**Aim of the exercise**: Write out the data again in full, exactly as it reads.

**Provided data**:
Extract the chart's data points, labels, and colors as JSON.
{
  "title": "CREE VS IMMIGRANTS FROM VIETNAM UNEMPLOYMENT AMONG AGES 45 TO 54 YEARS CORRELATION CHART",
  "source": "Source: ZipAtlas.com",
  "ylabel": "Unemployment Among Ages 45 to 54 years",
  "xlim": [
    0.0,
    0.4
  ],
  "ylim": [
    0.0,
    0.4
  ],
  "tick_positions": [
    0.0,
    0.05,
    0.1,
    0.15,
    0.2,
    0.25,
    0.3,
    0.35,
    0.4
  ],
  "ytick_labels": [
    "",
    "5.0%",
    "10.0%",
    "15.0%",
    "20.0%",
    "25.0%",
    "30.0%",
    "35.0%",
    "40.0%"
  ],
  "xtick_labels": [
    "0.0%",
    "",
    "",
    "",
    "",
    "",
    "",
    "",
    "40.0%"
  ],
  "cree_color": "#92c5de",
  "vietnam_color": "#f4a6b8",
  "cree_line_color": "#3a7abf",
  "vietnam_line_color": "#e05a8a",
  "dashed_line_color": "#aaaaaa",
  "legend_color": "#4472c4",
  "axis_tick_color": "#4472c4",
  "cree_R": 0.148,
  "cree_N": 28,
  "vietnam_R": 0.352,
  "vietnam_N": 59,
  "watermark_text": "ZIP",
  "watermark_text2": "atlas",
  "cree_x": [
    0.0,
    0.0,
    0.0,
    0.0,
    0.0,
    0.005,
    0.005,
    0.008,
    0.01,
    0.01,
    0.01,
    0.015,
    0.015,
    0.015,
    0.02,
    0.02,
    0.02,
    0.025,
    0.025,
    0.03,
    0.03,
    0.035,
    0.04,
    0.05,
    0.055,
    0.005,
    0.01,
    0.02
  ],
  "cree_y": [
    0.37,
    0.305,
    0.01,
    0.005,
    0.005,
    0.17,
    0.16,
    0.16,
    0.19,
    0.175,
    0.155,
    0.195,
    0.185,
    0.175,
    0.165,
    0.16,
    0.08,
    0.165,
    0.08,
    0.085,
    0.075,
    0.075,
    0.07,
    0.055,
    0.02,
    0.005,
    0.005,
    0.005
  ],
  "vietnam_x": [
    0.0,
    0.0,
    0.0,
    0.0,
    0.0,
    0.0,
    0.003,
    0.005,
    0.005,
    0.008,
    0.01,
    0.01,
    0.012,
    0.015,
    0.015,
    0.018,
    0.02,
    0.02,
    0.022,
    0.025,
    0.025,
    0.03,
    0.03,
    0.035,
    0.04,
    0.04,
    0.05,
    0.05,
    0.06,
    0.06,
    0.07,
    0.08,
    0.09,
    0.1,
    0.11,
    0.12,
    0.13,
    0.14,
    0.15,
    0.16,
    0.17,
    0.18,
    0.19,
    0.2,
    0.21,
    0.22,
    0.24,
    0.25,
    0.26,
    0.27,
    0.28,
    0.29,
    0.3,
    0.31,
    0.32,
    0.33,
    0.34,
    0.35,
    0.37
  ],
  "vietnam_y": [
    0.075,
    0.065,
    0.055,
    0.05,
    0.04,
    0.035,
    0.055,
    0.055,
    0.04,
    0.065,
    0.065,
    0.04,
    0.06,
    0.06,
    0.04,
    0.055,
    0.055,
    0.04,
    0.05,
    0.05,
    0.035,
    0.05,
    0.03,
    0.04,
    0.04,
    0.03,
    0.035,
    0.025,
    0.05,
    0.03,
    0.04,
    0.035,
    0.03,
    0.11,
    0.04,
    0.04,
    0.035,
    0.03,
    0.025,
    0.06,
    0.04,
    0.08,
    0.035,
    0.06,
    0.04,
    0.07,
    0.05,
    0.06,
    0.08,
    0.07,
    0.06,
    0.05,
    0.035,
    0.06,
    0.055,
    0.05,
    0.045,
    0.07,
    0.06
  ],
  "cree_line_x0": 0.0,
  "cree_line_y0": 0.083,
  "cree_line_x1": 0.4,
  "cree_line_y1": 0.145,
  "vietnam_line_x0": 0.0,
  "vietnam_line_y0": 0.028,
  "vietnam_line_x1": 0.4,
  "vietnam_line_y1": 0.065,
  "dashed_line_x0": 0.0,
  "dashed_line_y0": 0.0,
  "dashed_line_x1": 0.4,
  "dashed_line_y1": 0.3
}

**Full solution**:
Extract the chart's data points, labels, and colors as JSON.
{
  "title": "CREE VS IMMIGRANTS FROM VIETNAM UNEMPLOYMENT AMONG AGES 45 TO 54 YEARS CORRELATION CHART",
  "source": "Source: ZipAtlas.com",
  "ylabel": "Unemployment Among Ages 45 to 54 years",
  "xlim": [
    0.0,
    0.4
  ],
  "ylim": [
    0.0,
    0.4
  ],
  "tick_positions": [
    0.0,
    0.05,
    0.1,
    0.15,
    0.2,
    0.25,
    0.3,
    0.35,
    0.4
  ],
  "ytick_labels": [
    "",
    "5.0%",
    "10.0%",
    "15.0%",
    "20.0%",
    "25.0%",
    "30.0%",
    "35.0%",
    "40.0%"
  ],
  "xtick_labels": [
    "0.0%",
    "",
    "",
    "",
    "",
    "",
    "",
    "",
    "40.0%"
  ],
  "cree_color": "#92c5de",
  "vietnam_color": "#f4a6b8",
  "cree_line_color": "#3a7abf",
  "vietnam_line_color": "#e05a8a",
  "dashed_line_color": "#aaaaaa",
  "legend_color": "#4472c4",
  "axis_tick_color": "#4472c4",
  "cree_R": 0.148,
  "cree_N": 28,
  "vietnam_R": 0.352,
  "vietnam_N": 59,
  "watermark_text": "ZIP",
  "watermark_text2": "atlas",
  "cree_x": [
    0.0,
    0.0,
    0.0,
    0.0,
    0.0,
    0.005,
    0.005,
    0.008,
    0.01,
    0.01,
    0.01,
    0.015,
    0.015,
    0.015,
    0.02,
    0.02,
    0.02,
    0.025,
    0.025,
    0.03,
    0.03,
    0.035,
    0.04,
    0.05,
    0.055,
    0.005,
    0.01,
    0.02
  ],
  "cree_y": [
    0.37,
    0.305,
    0.01,
    0.005,
    0.005,
    0.17,
    0.16,
    0.16,
    0.19,
    0.175,
    0.155,
    0.195,
    0.185,
    0.175,
    0.165,
    0.16,
    0.08,
    0.165,
    0.08,
    0.085,
    0.075,
    0.075,
    0.07,
    0.055,
    0.02,
    0.005,
    0.005,
    0.005
  ],
  "vietnam_x": [
    0.0,
    0.0,
    0.0,
    0.0,
    0.0,
    0.0,
    0.003,
    0.005,
    0.005,
    0.008,
    0.01,
    0.01,
    0.012,
    0.015,
    0.015,
    0.018,
    0.02,
    0.02,
    0.022,
    0.025,
    0.025,
    0.03,
    0.03,
    0.035,
    0.04,
    0.04,
    0.05,
    0.05,
    0.06,
    0.06,
    0.07,
    0.08,
    0.09,
    0.1,
    0.11,
    0.12,
    0.13,
    0.14,
    0.15,
    0.16,
    0.17,
    0.18,
    0.19,
    0.2,
    0.21,
    0.22,
    0.24,
    0.25,
    0.26,
    0.27,
    0.28,
    0.29,
    0.3,
    0.31,
    0.32,
    0.33,
    0.34,
    0.35,
    0.37
  ],
  "vietnam_y": [
    0.075,
    0.065,
    0.055,
    0.05,
    0.04,
    0.035,
    0.055,
    0.055,
    0.04,
    0.065,
    0.065,
    0.04,
    0.06,
    0.06,
    0.04,
    0.055,
    0.055,
    0.04,
    0.05,
    0.05,
    0.035,
    0.05,
    0.03,
    0.04,
    0.04,
    0.03,
    0.035,
    0.025,
    0.05,
    0.03,
    0.04,
    0.035,
    0.03,
    0.11,
    0.04,
    0.04,
    0.035,
    0.03,
    0.025,
    0.06,
    0.04,
    0.08,
    0.035,
    0.06,
    0.04,
    0.07,
    0.05,
    0.06,
    0.08,
    0.07,
    0.06,
    0.05,
    0.035,
    0.06,
    0.055,
    0.05,
    0.045,
    0.07,
    0.06
  ],
  "cree_line_x0": 0.0,
  "cree_line_y0": 0.083,
  "cree_line_x1": 0.4,
  "cree_line_y1": 0.145,
  "vietnam_line_x0": 0.0,
  "vietnam_line_y0": 0.028,
  "vietnam_line_x1": 0.4,
  "vietnam_line_y1": 0.065,
  "dashed_line_x0": 0.0,
  "dashed_line_y0": 0.0,
  "dashed_line_x1": 0.4,
  "dashed_line_y1": 0.3
}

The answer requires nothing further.